WRITTEN PROBLEM 1:
List every place name that the post below mentions.

EXCERPT:
◆ ◆ ◆ ◆
This is a post about my disarraied idea on faux fur and a postponed retreat.
Please be warned, the first half of the post is muttering and it ends without clear conclusion. The latter half is an apology. I just couldn't avoid this post. I hope you will have a brighter day!
It was a very cold night in December. When we were living in England many years ago, we often went out at night for various musical concerts in London. It was at Royal Albert Hall, or maybe it was at Royal Festival Hall, I'm not too sure but that night was very cold. We enjoyed the music in the choir seats (tickets for the choir seats were much cheaper and it was so much fun to share the moment facing to the conductor and other part of audience beyond playing orchestra. We loved those seats.) and then some memorable thing happened to me after the concert.
◆ ◆ ◆ ◆
WRITTEN PROBLEM 2:
Return the lines of the records from the line with "y-tick-label-2: 0.7 [99,837,173,903]" to the line with "survivor-function-line [242,49,2221,438]", both included, unchanged.

PROVIDED RECORDS:
◆ ◆ ◆ ◆
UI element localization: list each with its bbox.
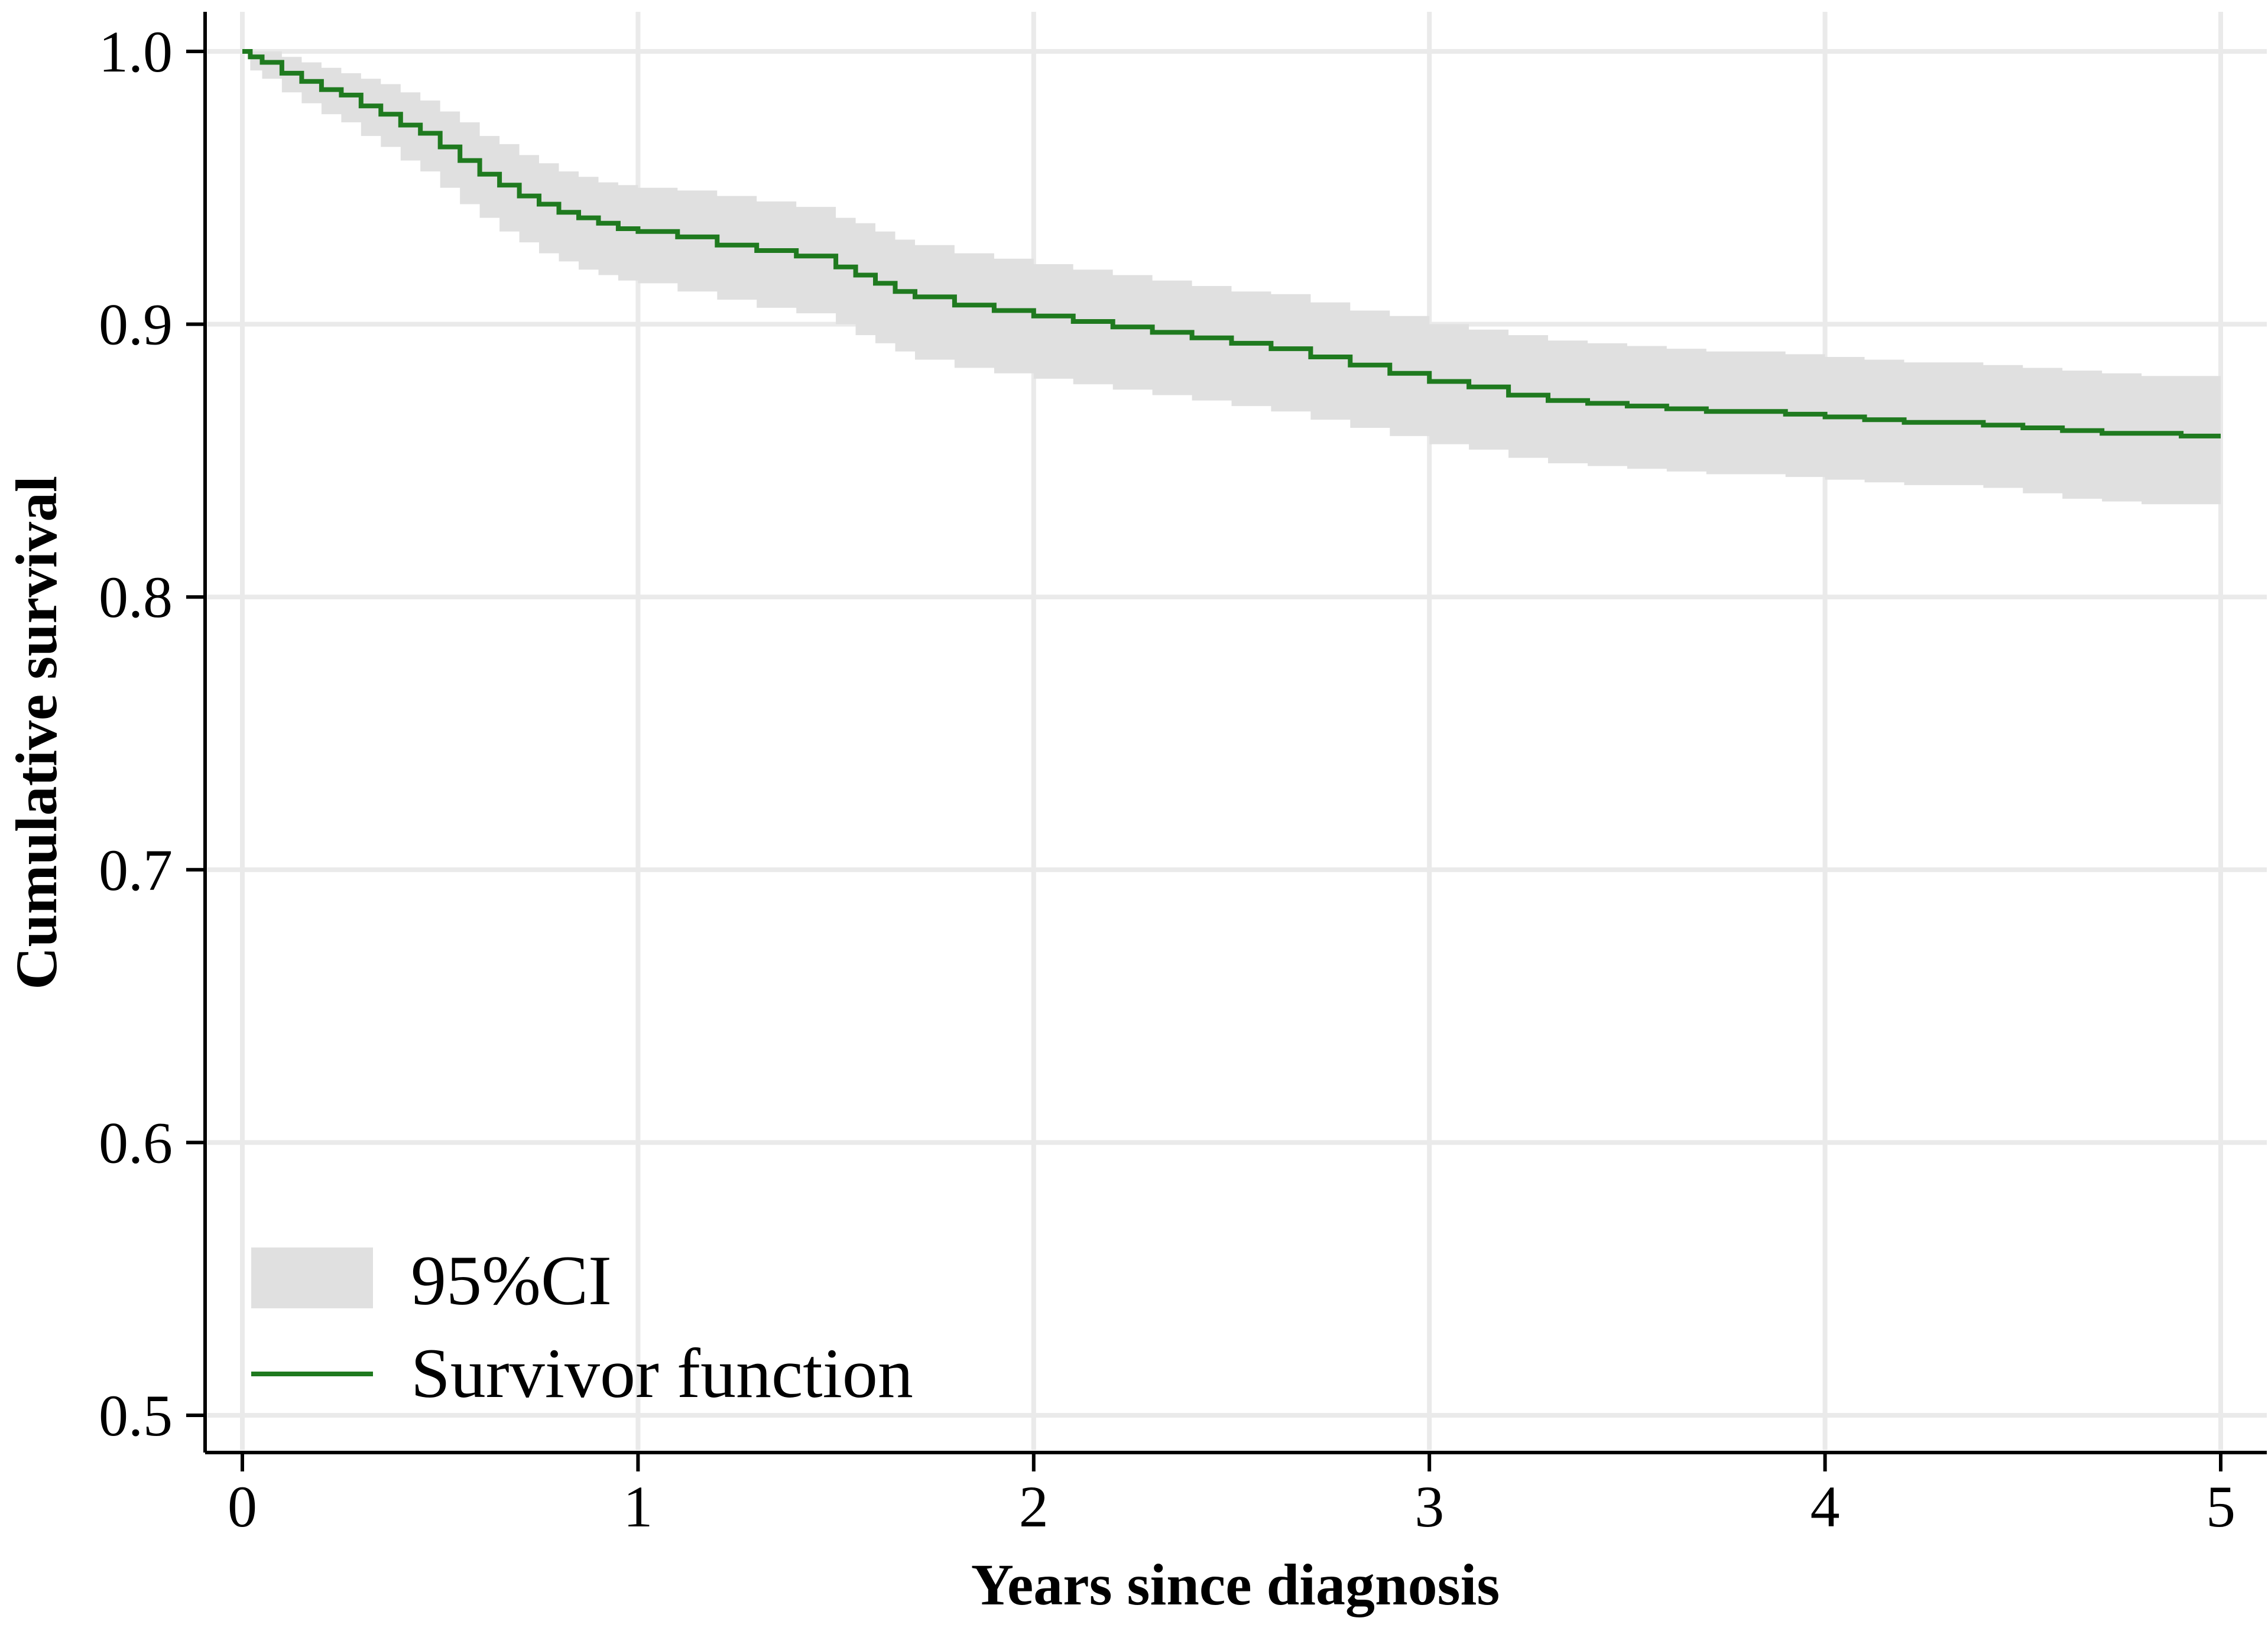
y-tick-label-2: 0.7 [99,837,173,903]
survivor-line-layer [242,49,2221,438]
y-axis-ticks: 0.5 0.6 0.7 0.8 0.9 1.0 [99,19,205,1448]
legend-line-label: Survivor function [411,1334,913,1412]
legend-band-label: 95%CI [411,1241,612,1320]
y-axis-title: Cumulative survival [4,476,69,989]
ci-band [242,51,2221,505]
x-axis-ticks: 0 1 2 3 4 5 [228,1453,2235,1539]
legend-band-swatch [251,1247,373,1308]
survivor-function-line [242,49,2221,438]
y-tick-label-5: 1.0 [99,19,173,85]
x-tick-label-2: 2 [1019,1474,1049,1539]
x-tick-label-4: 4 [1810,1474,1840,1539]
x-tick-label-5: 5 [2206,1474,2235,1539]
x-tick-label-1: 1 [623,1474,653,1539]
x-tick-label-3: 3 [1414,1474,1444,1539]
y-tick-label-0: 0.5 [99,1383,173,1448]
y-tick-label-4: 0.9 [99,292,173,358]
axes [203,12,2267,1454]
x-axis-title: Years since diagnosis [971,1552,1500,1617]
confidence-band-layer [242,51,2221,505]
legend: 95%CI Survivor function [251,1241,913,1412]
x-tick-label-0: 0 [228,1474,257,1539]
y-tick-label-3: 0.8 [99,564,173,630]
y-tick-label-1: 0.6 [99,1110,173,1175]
◆ ◆ ◆ ◆
REPLY 1:
England, London, Royal Albert Hall, Royal Festival Hall

REPLY 2:
y-tick-label-2: 0.7 [99,837,173,903]
survivor-line-layer [242,49,2221,438]
y-axis-ticks: 0.5 0.6 0.7 0.8 0.9 1.0 [99,19,205,1448]
legend-line-label: Survivor function [411,1334,913,1412]
legend-band-label: 95%CI [411,1241,612,1320]
y-axis-title: Cumulative survival [4,476,69,989]
ci-band [242,51,2221,505]
x-axis-ticks: 0 1 2 3 4 5 [228,1453,2235,1539]
legend-band-swatch [251,1247,373,1308]
survivor-function-line [242,49,2221,438]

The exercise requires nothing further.